*Brief*
Search the data below for the word "screenshot" and copy each line that holds it.
━━━━━━
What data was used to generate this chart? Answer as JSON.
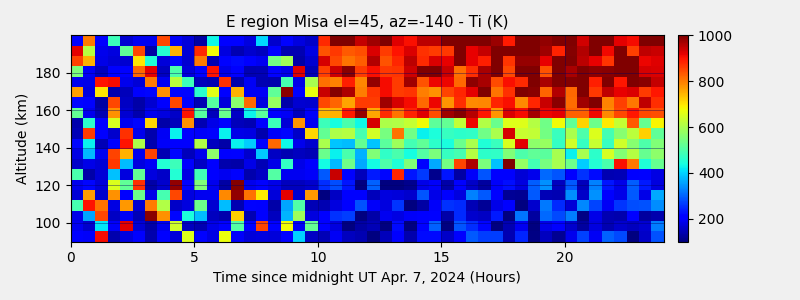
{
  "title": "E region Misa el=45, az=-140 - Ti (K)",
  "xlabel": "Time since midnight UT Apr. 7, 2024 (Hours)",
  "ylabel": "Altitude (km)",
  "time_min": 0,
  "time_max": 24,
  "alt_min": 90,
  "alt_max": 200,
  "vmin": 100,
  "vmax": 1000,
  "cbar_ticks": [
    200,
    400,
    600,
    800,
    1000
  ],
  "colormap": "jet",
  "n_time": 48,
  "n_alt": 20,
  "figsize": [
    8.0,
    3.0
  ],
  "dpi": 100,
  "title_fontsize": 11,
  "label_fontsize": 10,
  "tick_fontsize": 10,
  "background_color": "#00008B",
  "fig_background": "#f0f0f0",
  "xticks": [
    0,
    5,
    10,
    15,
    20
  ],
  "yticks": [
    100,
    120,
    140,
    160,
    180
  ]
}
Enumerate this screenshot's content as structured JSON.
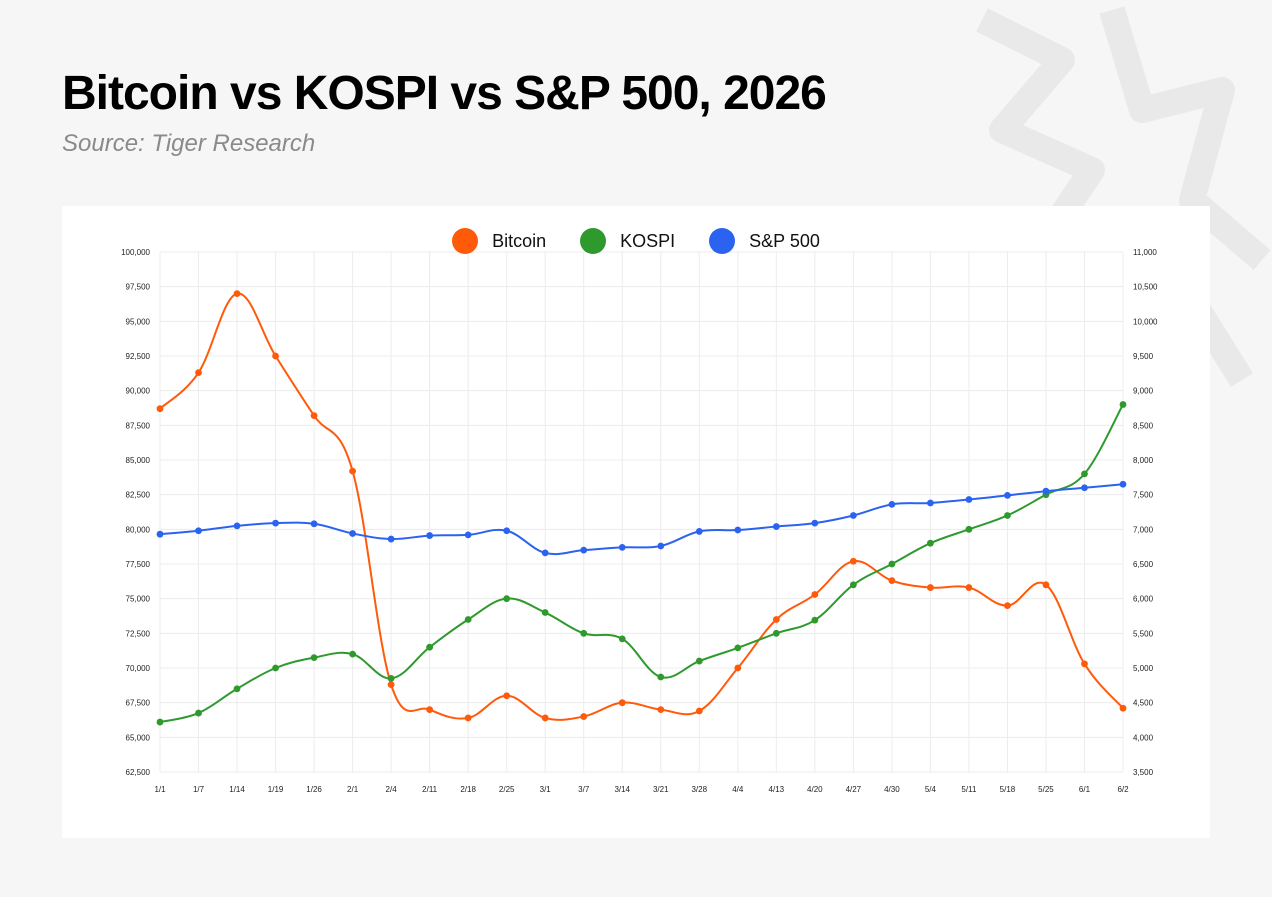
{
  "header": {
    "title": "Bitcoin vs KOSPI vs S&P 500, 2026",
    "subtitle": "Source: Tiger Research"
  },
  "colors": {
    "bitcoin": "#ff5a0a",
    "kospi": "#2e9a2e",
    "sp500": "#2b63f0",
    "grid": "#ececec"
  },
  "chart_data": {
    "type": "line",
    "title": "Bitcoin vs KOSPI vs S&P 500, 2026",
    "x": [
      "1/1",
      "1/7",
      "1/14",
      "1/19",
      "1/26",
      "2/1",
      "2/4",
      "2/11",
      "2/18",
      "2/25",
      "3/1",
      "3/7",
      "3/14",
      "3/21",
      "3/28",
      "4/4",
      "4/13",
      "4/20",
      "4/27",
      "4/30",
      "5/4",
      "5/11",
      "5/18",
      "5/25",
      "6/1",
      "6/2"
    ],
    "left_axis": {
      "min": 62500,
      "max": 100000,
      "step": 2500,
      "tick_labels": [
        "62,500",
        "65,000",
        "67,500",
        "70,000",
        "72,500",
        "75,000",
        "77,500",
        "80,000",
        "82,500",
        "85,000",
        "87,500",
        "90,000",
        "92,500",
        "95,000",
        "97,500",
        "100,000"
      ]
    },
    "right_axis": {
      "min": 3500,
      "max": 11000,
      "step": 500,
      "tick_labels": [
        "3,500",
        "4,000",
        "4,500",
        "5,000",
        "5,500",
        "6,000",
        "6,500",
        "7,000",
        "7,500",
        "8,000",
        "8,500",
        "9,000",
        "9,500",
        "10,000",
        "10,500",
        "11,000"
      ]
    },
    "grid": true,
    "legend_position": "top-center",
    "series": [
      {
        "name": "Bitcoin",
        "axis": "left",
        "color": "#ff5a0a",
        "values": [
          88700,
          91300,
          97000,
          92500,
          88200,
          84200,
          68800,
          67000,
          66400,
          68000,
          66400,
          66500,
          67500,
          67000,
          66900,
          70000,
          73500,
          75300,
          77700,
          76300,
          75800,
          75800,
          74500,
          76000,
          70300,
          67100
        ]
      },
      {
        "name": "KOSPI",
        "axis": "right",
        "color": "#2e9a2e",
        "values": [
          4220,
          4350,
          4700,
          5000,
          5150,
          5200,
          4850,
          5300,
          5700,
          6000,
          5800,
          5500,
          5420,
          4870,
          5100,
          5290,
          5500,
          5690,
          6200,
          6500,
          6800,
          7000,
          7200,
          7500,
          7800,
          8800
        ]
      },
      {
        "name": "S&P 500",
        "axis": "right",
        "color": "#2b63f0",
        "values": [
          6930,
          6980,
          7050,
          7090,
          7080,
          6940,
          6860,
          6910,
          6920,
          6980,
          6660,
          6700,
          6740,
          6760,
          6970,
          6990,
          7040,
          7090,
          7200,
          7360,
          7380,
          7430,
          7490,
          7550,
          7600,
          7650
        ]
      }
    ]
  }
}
━━━━━━
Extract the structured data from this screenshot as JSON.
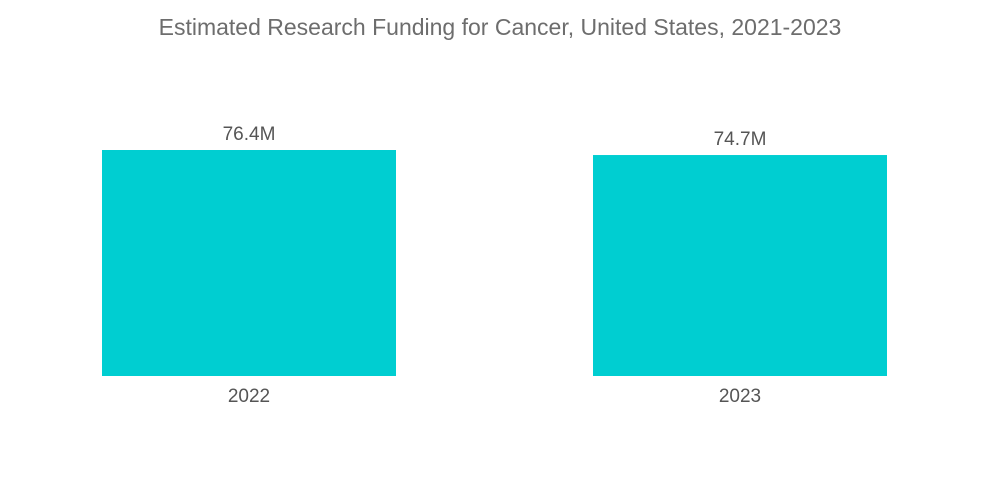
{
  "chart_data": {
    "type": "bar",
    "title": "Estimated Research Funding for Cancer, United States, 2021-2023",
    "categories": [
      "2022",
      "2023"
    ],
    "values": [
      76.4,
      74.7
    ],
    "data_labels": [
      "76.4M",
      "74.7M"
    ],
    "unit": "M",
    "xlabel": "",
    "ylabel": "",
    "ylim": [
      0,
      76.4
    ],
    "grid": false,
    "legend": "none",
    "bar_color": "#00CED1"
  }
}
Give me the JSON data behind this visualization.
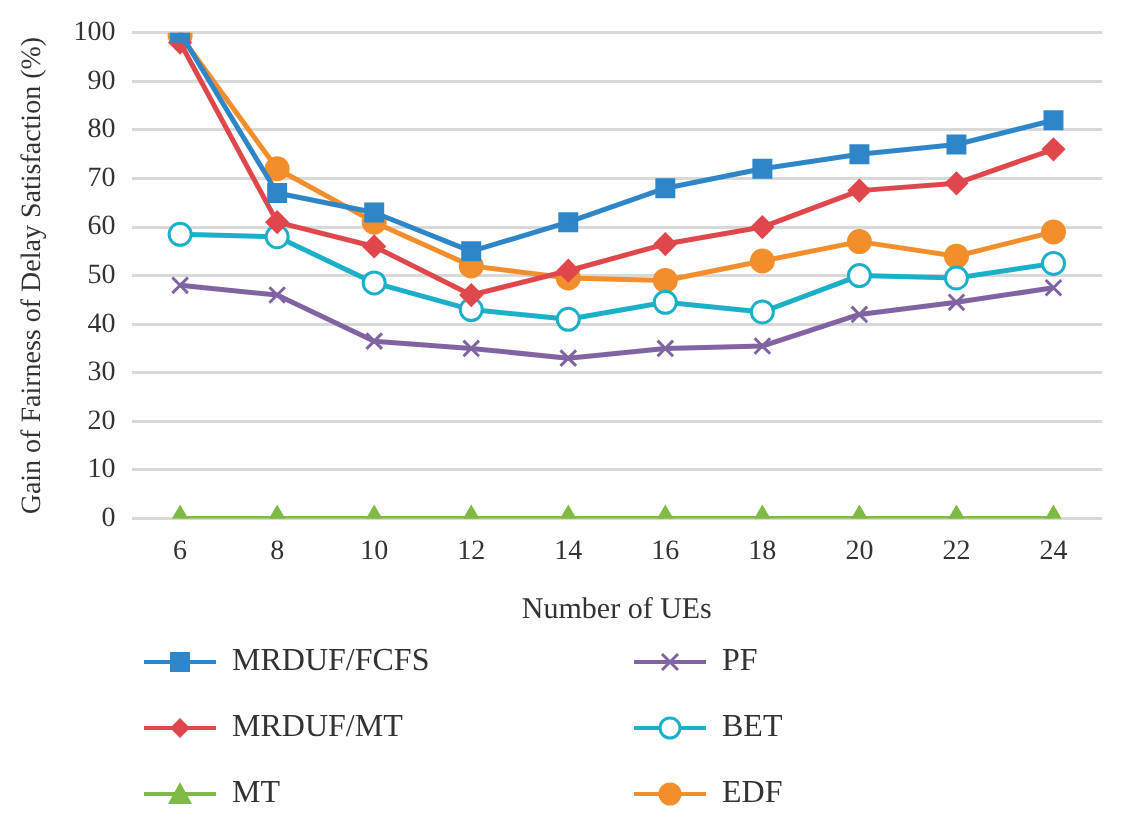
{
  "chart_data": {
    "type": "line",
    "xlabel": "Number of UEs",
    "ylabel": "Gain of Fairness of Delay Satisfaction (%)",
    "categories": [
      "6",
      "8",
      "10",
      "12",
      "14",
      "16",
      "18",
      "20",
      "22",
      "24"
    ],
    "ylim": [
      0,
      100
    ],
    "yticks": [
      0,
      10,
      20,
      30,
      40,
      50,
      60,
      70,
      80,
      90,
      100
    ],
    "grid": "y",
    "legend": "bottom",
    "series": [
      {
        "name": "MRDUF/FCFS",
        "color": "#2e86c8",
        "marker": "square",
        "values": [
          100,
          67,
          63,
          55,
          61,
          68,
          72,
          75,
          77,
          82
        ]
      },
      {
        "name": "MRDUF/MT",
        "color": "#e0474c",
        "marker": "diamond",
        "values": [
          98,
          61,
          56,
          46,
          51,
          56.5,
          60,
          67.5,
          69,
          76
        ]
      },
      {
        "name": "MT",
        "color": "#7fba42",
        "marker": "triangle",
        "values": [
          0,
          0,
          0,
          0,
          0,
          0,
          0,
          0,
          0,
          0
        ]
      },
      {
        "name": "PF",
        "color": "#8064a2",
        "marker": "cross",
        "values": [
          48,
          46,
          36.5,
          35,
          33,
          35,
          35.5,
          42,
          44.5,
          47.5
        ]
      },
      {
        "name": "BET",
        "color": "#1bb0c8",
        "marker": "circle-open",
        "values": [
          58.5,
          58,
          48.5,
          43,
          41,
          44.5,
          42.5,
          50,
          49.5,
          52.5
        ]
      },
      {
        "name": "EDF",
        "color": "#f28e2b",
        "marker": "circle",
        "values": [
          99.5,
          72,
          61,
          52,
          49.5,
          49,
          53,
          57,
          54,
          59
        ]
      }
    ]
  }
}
━━━━━━
*Solution to this task*
Enumerate this screenshot's content as structured JSON.
Extract the structured data from this screenshot as JSON.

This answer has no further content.